What is the number of lines that include the word "before"? Provide only that figure.

:::

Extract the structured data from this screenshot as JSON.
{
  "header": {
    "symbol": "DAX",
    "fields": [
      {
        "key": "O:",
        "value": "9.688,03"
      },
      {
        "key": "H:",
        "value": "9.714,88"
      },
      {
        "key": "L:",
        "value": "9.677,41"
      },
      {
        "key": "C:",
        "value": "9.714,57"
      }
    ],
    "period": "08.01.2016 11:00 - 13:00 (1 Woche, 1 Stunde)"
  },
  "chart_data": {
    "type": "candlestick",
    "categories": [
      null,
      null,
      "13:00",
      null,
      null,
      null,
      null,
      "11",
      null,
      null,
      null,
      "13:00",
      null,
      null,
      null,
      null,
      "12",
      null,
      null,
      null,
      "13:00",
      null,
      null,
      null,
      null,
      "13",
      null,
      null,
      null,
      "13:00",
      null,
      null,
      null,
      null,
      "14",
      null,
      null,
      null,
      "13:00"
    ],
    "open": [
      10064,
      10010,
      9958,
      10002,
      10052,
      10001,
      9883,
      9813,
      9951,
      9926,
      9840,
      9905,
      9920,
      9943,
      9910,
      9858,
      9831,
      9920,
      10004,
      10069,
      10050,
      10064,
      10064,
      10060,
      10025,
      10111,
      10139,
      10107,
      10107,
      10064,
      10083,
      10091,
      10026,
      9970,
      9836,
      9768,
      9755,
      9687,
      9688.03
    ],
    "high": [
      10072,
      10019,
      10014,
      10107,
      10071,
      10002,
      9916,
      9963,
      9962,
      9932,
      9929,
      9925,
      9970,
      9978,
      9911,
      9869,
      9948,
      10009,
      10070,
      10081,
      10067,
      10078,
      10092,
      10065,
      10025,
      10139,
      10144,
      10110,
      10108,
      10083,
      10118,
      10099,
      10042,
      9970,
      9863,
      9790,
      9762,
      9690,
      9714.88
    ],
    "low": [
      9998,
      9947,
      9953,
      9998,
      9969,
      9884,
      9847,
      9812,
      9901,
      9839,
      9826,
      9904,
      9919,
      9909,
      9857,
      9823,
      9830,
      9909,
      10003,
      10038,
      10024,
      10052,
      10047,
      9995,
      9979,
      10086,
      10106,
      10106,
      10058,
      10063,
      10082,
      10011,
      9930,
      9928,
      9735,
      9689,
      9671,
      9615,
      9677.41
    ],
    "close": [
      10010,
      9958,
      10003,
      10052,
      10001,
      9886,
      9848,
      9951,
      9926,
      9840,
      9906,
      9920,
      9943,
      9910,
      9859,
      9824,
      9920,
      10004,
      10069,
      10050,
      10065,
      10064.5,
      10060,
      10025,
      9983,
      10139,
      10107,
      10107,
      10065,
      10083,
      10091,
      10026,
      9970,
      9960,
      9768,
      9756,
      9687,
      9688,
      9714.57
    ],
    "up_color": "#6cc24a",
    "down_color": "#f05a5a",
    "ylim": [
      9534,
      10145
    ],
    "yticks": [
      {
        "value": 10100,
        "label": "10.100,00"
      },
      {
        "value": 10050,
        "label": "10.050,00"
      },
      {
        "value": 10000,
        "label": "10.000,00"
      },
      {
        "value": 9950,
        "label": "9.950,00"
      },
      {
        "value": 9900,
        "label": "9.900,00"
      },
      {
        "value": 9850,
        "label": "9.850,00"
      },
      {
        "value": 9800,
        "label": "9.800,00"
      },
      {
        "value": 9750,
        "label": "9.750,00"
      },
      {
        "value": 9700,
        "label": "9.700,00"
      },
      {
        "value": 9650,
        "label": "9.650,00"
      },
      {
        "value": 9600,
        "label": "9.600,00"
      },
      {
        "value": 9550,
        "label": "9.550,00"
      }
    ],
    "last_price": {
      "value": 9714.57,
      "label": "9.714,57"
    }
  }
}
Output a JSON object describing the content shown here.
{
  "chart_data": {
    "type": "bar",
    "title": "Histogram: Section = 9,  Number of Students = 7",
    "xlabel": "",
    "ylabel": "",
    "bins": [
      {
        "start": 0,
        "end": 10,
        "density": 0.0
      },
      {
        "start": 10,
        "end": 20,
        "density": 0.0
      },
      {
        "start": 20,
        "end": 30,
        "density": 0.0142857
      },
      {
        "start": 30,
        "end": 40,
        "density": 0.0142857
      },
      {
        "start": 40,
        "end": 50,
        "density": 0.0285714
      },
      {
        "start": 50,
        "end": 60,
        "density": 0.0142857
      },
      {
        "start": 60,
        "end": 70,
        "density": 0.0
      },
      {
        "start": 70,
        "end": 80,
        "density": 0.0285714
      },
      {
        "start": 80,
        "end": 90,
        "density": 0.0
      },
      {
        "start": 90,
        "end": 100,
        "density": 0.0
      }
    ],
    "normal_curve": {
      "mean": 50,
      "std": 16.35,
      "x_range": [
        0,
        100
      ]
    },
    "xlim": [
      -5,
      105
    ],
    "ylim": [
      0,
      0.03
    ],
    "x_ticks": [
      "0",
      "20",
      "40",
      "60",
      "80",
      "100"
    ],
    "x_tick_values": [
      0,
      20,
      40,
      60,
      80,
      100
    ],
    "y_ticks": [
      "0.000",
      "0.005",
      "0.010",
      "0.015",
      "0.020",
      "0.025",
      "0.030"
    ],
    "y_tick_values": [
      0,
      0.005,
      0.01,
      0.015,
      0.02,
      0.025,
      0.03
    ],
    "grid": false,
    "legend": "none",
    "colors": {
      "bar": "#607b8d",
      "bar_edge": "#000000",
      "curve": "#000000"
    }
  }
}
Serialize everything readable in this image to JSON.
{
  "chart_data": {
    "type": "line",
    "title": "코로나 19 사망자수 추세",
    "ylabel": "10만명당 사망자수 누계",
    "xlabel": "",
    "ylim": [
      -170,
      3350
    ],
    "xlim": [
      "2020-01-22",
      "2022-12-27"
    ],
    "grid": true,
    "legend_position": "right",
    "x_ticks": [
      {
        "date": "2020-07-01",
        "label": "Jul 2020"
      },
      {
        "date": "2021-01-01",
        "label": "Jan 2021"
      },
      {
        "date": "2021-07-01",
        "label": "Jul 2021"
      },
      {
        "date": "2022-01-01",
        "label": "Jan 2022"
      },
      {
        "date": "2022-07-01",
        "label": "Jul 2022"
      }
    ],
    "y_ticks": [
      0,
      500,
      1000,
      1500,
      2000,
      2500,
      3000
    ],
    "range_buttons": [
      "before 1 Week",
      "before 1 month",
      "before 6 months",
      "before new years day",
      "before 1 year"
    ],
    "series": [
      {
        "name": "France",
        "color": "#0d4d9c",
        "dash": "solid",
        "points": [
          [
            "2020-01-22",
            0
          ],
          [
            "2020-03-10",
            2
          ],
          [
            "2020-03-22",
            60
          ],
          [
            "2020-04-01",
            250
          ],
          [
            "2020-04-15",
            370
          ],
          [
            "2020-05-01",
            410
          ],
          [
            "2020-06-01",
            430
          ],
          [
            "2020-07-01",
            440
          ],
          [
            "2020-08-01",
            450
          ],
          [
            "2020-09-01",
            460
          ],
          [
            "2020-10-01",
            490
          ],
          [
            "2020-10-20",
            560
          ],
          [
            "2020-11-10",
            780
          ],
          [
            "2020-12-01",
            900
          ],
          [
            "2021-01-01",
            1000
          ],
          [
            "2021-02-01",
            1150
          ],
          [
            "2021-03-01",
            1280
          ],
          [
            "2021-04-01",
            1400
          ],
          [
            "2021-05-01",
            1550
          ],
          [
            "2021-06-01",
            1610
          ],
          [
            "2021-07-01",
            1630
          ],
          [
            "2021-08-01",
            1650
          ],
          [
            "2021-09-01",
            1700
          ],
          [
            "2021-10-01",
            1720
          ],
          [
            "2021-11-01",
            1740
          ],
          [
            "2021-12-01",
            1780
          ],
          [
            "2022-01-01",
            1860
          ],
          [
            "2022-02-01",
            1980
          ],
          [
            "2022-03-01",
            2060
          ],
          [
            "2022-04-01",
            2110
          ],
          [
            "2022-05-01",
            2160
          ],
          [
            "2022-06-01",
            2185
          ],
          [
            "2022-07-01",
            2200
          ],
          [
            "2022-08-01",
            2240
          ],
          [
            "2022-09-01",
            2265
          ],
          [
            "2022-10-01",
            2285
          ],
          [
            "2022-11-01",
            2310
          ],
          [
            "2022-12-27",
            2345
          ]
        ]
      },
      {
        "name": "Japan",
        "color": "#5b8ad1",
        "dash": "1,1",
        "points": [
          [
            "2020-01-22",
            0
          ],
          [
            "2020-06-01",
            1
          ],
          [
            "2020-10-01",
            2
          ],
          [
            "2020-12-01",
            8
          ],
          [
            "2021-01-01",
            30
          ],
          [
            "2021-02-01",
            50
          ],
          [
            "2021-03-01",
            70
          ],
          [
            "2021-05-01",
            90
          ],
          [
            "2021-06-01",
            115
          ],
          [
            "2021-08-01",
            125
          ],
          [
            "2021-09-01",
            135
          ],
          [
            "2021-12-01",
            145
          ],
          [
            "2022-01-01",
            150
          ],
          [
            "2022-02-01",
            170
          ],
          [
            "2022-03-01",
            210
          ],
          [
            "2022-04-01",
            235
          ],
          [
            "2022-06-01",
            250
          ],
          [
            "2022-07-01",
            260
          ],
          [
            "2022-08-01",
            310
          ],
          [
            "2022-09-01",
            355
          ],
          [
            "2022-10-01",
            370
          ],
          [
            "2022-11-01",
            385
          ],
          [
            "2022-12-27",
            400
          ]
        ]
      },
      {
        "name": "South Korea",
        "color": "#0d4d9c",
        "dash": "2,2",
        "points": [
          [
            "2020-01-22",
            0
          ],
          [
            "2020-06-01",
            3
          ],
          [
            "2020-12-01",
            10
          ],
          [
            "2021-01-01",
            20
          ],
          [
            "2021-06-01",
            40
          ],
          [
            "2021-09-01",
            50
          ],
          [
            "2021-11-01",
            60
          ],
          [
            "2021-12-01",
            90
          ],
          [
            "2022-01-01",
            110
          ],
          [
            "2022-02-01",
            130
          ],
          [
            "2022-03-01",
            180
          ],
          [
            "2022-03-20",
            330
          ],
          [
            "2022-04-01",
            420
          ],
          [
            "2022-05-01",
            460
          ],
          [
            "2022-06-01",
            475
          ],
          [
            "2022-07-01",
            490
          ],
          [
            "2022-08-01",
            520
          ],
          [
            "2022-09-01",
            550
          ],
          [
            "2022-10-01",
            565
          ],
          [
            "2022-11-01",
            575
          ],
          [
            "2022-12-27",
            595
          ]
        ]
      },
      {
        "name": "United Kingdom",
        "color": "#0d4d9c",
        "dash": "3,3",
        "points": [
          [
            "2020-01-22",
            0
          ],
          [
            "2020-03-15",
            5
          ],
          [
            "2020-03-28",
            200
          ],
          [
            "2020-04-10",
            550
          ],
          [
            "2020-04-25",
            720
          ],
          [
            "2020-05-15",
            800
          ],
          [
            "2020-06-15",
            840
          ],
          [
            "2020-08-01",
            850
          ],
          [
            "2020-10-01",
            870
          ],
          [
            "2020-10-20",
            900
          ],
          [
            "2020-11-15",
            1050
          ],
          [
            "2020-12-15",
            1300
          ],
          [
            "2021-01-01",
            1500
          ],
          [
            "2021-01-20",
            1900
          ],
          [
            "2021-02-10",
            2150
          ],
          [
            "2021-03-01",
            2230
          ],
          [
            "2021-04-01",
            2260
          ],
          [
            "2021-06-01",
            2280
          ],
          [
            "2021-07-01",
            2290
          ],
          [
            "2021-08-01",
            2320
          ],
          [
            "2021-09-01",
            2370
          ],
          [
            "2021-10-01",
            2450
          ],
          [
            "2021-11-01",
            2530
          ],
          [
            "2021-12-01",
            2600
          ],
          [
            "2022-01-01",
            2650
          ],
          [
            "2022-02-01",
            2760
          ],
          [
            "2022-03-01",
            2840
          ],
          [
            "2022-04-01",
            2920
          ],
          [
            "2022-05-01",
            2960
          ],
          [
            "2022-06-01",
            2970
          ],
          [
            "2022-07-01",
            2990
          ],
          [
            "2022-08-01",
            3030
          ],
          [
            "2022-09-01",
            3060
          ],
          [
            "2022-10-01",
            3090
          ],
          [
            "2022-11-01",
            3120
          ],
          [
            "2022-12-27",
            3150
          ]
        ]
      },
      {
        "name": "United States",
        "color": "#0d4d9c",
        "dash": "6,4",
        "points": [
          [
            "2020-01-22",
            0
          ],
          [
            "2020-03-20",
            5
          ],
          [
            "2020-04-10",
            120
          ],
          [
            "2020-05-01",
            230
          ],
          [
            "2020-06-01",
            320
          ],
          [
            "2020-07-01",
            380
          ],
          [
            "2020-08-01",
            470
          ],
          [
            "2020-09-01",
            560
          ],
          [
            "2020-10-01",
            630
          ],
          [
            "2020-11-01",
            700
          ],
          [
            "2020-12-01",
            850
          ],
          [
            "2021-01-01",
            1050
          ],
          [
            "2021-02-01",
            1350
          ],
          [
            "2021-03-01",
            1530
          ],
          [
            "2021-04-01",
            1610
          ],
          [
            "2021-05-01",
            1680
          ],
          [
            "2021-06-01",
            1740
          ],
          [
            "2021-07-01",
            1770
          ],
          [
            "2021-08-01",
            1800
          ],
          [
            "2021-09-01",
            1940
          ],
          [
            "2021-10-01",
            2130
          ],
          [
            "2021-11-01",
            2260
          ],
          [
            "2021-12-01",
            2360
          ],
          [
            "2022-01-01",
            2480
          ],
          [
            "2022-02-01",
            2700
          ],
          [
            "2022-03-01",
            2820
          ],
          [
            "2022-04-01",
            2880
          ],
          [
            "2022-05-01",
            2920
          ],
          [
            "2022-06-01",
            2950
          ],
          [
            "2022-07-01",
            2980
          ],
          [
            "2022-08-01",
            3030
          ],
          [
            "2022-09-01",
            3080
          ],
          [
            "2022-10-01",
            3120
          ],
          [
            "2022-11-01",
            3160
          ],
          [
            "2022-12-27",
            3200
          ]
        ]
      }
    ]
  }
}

:::

**REPLY:**
5